** Start INFORMATION GIVEN **
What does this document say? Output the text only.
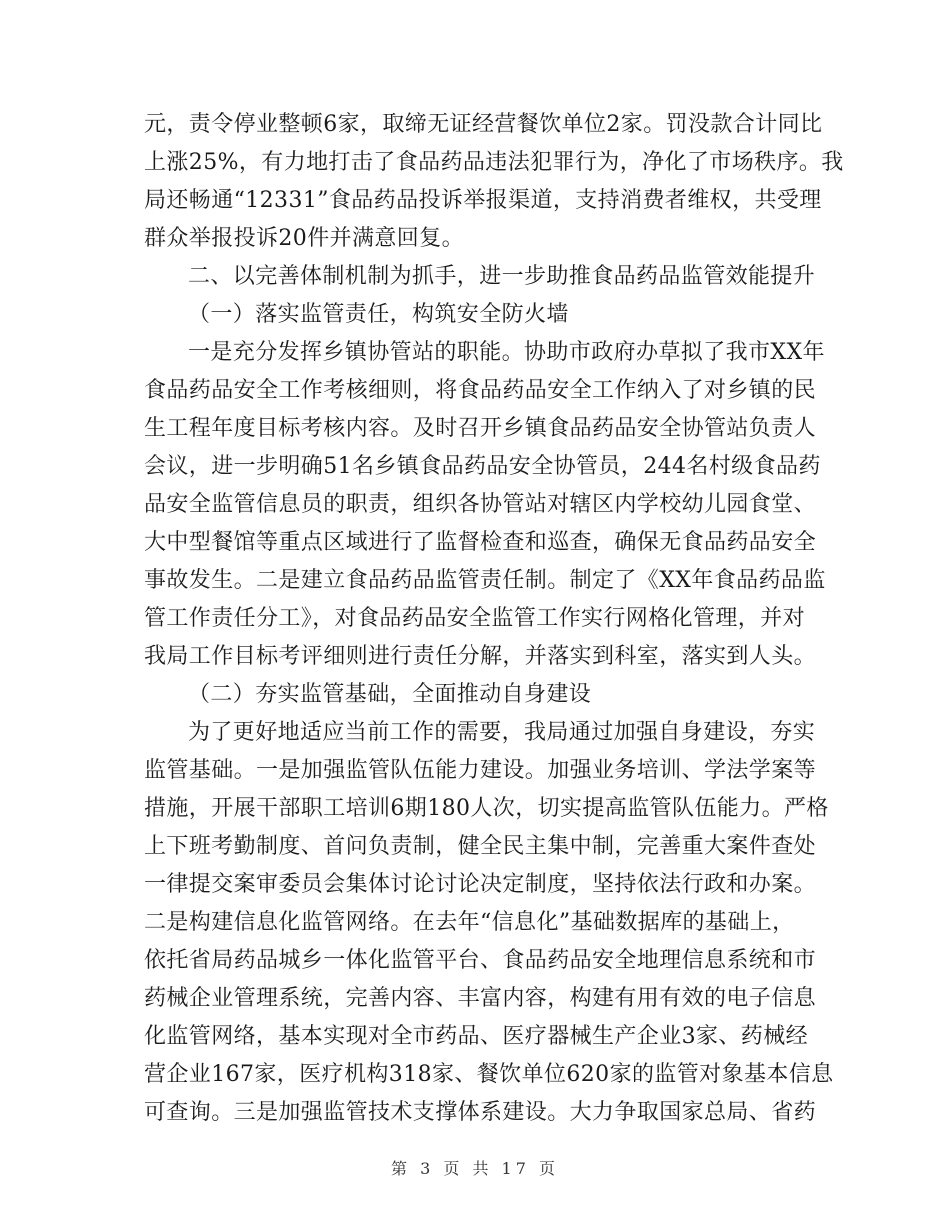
元，责令停业整顿6家，取缔无证经营餐饮单位2家。罚没款合计同比
上涨25%，有力地打击了食品药品违法犯罪行为，净化了市场秩序。我
局还畅通“12331”食品药品投诉举报渠道，支持消费者维权，共受理
群众举报投诉20件并满意回复。
二、以完善体制机制为抓手，进一步助推食品药品监管效能提升
（一）落实监管责任，构筑安全防火墙
一是充分发挥乡镇协管站的职能。协助市政府办草拟了我市XX年
食品药品安全工作考核细则，将食品药品安全工作纳入了对乡镇的民
生工程年度目标考核内容。及时召开乡镇食品药品安全协管站负责人
会议，进一步明确51名乡镇食品药品安全协管员，244名村级食品药
品安全监管信息员的职责，组织各协管站对辖区内学校幼儿园食堂、
大中型餐馆等重点区域进行了监督检查和巡查，确保无食品药品安全
事故发生。二是建立食品药品监管责任制。制定了《XX年食品药品监
管工作责任分工》，对食品药品安全监管工作实行网格化管理，并对
我局工作目标考评细则进行责任分解，并落实到科室，落实到人头。
（二）夯实监管基础，全面推动自身建设
为了更好地适应当前工作的需要，我局通过加强自身建设，夯实
监管基础。一是加强监管队伍能力建设。加强业务培训、学法学案等
措施，开展干部职工培训6期180人次，切实提高监管队伍能力。严格
上下班考勤制度、首问负责制，健全民主集中制，完善重大案件查处
一律提交案审委员会集体讨论讨论决定制度，坚持依法行政和办案。
二是构建信息化监管网络。在去年“信息化”基础数据库的基础上，
依托省局药品城乡一体化监管平台、食品药品安全地理信息系统和市
药械企业管理系统，完善内容、丰富内容，构建有用有效的电子信息
化监管网络，基本实现对全市药品、医疗器械生产企业3家、药械经
营企业167家，医疗机构318家、餐饮单位620家的监管对象基本信息
可查询。三是加强监管技术支撑体系建设。大力争取国家总局、省药
第 3 页 共 17 页
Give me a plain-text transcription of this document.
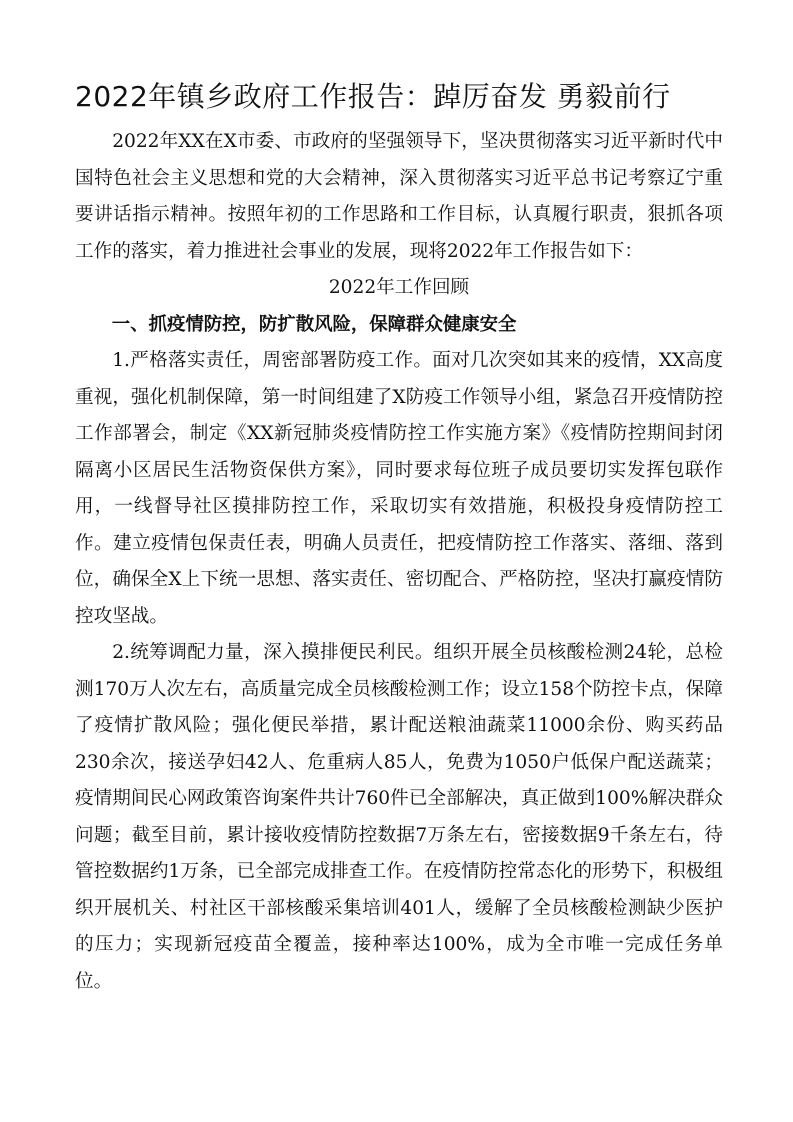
2022年镇乡政府工作报告：踔厉奋发 勇毅前行

2022年XX在X市委、市政府的坚强领导下，坚决贯彻落实习近平新时代中国特色社会主义思想和党的大会精神，深入贯彻落实习近平总书记考察辽宁重要讲话指示精神。按照年初的工作思路和工作目标，认真履行职责，狠抓各项工作的落实，着力推进社会事业的发展，现将2022年工作报告如下：

2022年工作回顾

一、抓疫情防控，防扩散风险，保障群众健康安全

1.严格落实责任，周密部署防疫工作。面对几次突如其来的疫情，XX高度重视，强化机制保障，第一时间组建了X防疫工作领导小组，紧急召开疫情防控工作部署会，制定《XX新冠肺炎疫情防控工作实施方案》《疫情防控期间封闭隔离小区居民生活物资保供方案》，同时要求每位班子成员要切实发挥包联作用，一线督导社区摸排防控工作，采取切实有效措施，积极投身疫情防控工作。建立疫情包保责任表，明确人员责任，把疫情防控工作落实、落细、落到位，确保全X上下统一思想、落实责任、密切配合、严格防控，坚决打赢疫情防控攻坚战。

2.统筹调配力量，深入摸排便民利民。组织开展全员核酸检测24轮，总检测170万人次左右，高质量完成全员核酸检测工作；设立158个防控卡点，保障了疫情扩散风险；强化便民举措，累计配送粮油蔬菜11000余份、购买药品230余次，接送孕妇42人、危重病人85人，免费为1050户低保户配送蔬菜；疫情期间民心网政策咨询案件共计760件已全部解决，真正做到100%解决群众问题；截至目前，累计接收疫情防控数据7万条左右，密接数据9千条左右，待管控数据约1万条，已全部完成排查工作。在疫情防控常态化的形势下，积极组织开展机关、村社区干部核酸采集培训401人，缓解了全员核酸检测缺少医护的压力；实现新冠疫苗全覆盖，接种率达100%，成为全市唯一完成任务单位。
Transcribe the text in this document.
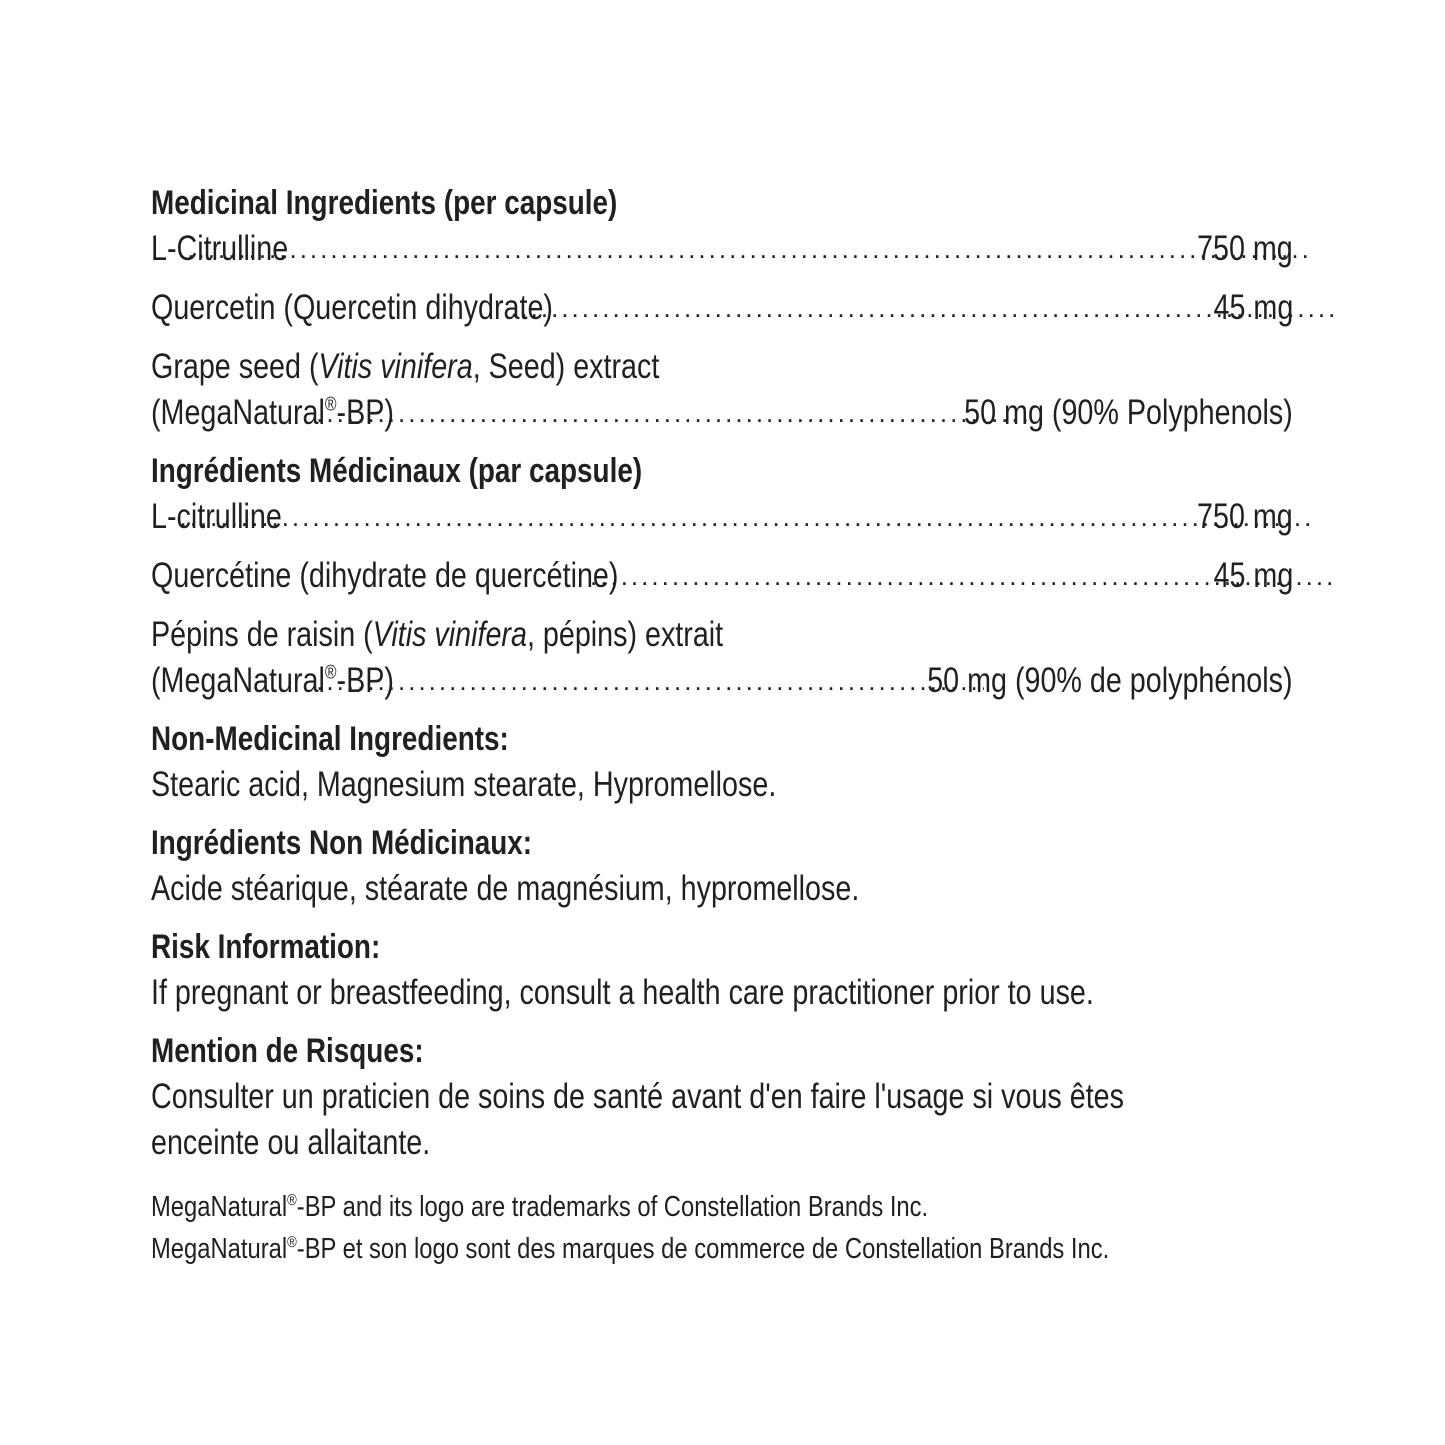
Medicinal Ingredients (per capsule)
L-Citrulline .....	750 mg
Quercetin (Quercetin dihydrate) .....	45 mg
Grape seed (Vitis vinifera, Seed) extract
(MegaNatural®-BP) .....	50 mg (90% Polyphenols)
Ingrédients Médicinaux (par capsule)
L-citrulline .....	750 mg
Quercétine (dihydrate de quercétine) .....	45 mg
Pépins de raisin (Vitis vinifera, pépins) extrait
(MegaNatural®-BP) .....	50 mg (90% de polyphénols)
Non-Medicinal Ingredients:
Stearic acid, Magnesium stearate, Hypromellose.
Ingrédients Non Médicinaux:
Acide stéarique, stéarate de magnésium, hypromellose.
Risk Information:
If pregnant or breastfeeding, consult a health care practitioner prior to use.
Mention de Risques:
Consulter un praticien de soins de santé avant d'en faire l'usage si vous êtes enceinte ou allaitante.
MegaNatural®-BP and its logo are trademarks of Constellation Brands Inc.
MegaNatural®-BP et son logo sont des marques de commerce de Constellation Brands Inc.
** End INFORMATION GIVEN **
### [TASK PROMPT]
Find how many lines hold the string "Vitis", and state that number alone.

### [SOLUTION TO THIS PROBLEM]
2